> _Problem statement_: Spot each line in the records below where the word "laisser" occurs, then copy it.

> _Input records_:
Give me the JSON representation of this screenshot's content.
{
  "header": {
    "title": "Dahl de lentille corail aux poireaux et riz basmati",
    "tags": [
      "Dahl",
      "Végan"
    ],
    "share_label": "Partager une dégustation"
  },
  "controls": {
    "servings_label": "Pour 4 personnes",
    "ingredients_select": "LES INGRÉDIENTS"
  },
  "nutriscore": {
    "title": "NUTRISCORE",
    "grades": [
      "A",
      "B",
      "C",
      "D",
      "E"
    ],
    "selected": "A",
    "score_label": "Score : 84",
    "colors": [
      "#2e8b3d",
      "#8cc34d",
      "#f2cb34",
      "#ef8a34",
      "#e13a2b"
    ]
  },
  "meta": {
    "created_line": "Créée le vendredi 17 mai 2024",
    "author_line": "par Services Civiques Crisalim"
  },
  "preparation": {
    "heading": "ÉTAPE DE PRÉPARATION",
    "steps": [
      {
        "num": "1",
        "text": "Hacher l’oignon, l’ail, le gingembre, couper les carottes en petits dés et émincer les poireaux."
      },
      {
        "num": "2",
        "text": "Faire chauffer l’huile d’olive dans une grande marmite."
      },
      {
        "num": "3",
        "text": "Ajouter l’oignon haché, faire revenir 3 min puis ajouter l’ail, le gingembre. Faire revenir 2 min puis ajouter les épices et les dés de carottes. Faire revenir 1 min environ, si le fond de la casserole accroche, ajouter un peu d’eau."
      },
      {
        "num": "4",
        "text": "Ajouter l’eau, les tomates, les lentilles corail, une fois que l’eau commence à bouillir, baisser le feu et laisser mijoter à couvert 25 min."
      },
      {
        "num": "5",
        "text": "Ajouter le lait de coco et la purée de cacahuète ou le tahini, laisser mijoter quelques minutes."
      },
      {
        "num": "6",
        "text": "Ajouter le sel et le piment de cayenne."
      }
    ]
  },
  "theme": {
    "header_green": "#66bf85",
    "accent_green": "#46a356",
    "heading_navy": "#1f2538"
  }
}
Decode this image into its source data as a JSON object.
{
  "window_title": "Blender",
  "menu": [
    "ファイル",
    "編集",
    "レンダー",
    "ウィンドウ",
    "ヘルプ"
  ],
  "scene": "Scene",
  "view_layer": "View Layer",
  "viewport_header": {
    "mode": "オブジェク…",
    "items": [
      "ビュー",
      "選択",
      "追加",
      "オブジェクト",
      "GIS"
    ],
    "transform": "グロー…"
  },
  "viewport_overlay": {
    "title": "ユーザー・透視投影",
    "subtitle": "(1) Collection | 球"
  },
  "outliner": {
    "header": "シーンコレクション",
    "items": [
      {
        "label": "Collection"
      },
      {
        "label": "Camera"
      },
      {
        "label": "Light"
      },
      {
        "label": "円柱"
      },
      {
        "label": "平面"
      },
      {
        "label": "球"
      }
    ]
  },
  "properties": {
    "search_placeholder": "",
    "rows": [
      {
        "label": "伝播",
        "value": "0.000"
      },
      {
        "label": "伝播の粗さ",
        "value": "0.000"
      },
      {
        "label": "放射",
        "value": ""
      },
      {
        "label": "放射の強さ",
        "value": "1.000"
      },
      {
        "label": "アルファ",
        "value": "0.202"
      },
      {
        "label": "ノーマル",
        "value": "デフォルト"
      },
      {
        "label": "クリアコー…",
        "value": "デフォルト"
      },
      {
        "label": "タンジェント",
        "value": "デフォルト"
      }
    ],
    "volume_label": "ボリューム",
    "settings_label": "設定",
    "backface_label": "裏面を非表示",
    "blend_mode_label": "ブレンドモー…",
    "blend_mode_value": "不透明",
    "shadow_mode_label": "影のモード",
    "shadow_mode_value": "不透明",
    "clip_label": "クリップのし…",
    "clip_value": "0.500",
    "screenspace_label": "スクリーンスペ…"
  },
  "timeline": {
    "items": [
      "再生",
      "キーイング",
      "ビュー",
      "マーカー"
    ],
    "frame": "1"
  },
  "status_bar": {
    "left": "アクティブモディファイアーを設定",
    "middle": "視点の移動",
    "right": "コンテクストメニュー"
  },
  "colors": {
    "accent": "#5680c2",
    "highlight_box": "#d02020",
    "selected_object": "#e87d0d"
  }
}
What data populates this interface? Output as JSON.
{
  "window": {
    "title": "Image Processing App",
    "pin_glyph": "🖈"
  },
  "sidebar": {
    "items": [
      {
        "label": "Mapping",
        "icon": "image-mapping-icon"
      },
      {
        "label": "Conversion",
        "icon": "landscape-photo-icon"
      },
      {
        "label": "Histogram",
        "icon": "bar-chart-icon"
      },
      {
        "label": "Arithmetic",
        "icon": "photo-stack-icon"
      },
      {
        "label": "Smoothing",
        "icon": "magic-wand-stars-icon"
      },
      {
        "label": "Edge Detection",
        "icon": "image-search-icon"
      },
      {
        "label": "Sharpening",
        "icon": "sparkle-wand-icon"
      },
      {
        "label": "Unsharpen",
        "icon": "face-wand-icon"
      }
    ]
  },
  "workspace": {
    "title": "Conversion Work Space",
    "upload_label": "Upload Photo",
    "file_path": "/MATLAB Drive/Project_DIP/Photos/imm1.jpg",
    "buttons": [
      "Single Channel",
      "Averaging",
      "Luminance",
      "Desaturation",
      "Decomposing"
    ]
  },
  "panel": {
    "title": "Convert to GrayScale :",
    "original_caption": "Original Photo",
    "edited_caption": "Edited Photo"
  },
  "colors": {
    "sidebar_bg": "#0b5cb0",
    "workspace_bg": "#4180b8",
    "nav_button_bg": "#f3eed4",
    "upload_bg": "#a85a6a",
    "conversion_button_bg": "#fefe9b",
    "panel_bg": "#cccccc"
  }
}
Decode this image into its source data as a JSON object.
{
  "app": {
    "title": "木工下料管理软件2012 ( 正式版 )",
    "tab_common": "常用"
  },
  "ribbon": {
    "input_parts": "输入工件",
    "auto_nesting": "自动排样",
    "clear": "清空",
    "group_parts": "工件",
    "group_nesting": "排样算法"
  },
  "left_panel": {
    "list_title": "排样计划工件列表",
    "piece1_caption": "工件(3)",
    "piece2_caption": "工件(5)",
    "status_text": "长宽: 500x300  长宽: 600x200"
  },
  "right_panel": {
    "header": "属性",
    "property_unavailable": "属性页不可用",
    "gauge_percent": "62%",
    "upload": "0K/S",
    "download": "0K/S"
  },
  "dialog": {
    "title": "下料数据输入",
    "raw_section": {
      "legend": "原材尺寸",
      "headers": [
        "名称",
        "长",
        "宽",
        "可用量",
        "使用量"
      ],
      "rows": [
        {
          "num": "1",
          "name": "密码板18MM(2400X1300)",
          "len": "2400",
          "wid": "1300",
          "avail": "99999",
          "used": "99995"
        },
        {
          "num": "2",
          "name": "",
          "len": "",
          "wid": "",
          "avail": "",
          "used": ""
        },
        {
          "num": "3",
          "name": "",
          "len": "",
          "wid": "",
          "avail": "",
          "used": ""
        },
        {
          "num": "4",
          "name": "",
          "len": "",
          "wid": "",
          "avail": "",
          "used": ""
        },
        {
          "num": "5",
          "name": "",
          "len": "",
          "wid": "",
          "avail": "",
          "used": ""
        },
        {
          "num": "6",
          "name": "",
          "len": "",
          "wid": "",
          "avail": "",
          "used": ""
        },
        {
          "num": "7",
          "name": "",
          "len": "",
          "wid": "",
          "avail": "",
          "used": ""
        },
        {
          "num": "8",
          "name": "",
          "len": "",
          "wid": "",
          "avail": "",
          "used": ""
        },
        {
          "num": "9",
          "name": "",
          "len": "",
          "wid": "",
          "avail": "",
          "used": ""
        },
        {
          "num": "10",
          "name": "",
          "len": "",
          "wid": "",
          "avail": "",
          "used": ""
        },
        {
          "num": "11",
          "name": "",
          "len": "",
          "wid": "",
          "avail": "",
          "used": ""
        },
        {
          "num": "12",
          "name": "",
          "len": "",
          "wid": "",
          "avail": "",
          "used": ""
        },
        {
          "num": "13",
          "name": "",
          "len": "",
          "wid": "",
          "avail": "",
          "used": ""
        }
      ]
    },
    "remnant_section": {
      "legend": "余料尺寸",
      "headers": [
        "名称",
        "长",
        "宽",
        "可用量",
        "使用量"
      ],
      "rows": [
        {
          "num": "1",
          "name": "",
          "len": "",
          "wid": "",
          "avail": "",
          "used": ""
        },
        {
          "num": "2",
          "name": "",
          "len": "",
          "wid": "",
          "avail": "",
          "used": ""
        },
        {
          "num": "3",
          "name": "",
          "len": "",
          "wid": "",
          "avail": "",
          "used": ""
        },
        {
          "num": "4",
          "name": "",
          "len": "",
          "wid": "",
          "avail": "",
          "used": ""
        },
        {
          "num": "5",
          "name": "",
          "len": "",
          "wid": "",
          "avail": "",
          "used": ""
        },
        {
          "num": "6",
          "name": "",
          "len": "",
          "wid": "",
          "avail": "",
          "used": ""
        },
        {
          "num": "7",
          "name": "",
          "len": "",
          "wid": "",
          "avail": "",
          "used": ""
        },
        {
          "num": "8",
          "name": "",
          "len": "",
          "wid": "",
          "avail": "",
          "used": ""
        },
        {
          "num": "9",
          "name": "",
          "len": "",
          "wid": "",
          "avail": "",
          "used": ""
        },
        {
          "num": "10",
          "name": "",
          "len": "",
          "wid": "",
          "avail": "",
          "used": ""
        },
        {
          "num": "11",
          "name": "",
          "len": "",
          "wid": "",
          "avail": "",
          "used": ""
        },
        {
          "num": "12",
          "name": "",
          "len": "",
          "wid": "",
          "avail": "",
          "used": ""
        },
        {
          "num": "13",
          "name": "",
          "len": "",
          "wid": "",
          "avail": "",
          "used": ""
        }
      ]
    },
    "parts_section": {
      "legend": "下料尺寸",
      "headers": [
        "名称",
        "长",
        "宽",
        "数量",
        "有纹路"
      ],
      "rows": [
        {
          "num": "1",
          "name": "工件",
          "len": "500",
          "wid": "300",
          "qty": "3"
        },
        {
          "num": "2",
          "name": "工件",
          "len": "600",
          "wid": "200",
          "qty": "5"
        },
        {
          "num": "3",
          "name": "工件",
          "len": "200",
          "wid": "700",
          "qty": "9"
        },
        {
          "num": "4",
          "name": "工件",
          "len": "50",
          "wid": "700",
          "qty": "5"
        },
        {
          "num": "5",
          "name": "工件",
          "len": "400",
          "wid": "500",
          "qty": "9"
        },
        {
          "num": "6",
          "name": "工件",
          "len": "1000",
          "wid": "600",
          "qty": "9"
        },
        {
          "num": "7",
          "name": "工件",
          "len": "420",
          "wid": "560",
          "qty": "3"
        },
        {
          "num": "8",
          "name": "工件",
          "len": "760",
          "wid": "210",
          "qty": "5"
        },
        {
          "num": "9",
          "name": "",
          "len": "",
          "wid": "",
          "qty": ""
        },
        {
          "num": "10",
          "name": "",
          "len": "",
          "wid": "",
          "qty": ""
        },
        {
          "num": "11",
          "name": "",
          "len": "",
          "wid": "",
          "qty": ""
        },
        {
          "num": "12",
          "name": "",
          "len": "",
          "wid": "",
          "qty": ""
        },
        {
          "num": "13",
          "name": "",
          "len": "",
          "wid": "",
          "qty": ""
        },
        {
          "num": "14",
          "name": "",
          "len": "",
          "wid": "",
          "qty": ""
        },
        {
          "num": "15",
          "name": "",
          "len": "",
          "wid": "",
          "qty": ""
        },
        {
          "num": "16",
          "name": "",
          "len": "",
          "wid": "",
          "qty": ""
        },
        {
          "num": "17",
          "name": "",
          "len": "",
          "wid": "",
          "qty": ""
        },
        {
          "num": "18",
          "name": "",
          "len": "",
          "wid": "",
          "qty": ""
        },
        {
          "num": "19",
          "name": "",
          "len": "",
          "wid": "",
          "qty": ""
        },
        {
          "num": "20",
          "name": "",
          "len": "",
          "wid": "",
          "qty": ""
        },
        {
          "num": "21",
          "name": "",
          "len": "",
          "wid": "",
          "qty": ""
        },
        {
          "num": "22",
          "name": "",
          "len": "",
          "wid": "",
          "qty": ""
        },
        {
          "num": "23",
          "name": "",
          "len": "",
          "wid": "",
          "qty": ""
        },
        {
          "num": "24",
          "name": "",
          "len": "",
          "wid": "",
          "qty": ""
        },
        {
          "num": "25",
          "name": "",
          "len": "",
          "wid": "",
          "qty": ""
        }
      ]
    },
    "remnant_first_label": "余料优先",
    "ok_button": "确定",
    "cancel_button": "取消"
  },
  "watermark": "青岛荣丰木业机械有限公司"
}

> _Task result_:
        "text": "Ajouter l’eau, les tomates, les lentilles corail, une fois que l’eau commence à bouillir, baisser le feu et laisser mijoter à couvert 25 min."
        "text": "Ajouter le lait de coco et la purée de cacahuète ou le tahini, laisser mijoter quelques minutes."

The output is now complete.